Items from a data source

--

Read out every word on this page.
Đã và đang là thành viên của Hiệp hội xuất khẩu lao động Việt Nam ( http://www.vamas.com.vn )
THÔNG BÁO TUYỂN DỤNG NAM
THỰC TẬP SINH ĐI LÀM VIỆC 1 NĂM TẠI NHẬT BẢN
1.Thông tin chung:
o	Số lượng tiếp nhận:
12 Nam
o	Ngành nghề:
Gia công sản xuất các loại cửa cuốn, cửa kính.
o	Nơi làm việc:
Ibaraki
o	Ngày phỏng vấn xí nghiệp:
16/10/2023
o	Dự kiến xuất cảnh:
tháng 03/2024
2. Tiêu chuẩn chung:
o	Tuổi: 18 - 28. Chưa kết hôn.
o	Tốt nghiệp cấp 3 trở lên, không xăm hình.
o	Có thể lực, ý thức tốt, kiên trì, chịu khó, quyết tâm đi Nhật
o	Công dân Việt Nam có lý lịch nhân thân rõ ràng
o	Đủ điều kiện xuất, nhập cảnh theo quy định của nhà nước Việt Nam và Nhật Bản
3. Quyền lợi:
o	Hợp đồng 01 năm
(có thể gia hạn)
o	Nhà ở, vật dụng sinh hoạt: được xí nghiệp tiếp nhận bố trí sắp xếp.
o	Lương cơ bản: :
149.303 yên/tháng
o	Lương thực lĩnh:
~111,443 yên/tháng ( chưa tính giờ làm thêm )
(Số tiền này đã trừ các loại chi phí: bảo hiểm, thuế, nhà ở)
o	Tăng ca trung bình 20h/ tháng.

--

[STATED EXERCISE] Go through the records above and set each one down exactly, please.

[ANSWER TO THIS PROBLEM]
Read out every word on this page.
Đã và đang là thành viên của Hiệp hội xuất khẩu lao động Việt Nam ( http://www.vamas.com.vn )
THÔNG BÁO TUYỂN DỤNG NAM
THỰC TẬP SINH ĐI LÀM VIỆC 1 NĂM TẠI NHẬT BẢN
1.Thông tin chung:
o	Số lượng tiếp nhận:
12 Nam
o	Ngành nghề:
Gia công sản xuất các loại cửa cuốn, cửa kính.
o	Nơi làm việc:
Ibaraki
o	Ngày phỏng vấn xí nghiệp:
16/10/2023
o	Dự kiến xuất cảnh:
tháng 03/2024
2. Tiêu chuẩn chung:
o	Tuổi: 18 - 28. Chưa kết hôn.
o	Tốt nghiệp cấp 3 trở lên, không xăm hình.
o	Có thể lực, ý thức tốt, kiên trì, chịu khó, quyết tâm đi Nhật
o	Công dân Việt Nam có lý lịch nhân thân rõ ràng
o	Đủ điều kiện xuất, nhập cảnh theo quy định của nhà nước Việt Nam và Nhật Bản
3. Quyền lợi:
o	Hợp đồng 01 năm
(có thể gia hạn)
o	Nhà ở, vật dụng sinh hoạt: được xí nghiệp tiếp nhận bố trí sắp xếp.
o	Lương cơ bản: :
149.303 yên/tháng
o	Lương thực lĩnh:
~111,443 yên/tháng ( chưa tính giờ làm thêm )
(Số tiền này đã trừ các loại chi phí: bảo hiểm, thuế, nhà ở)
o	Tăng ca trung bình 20h/ tháng.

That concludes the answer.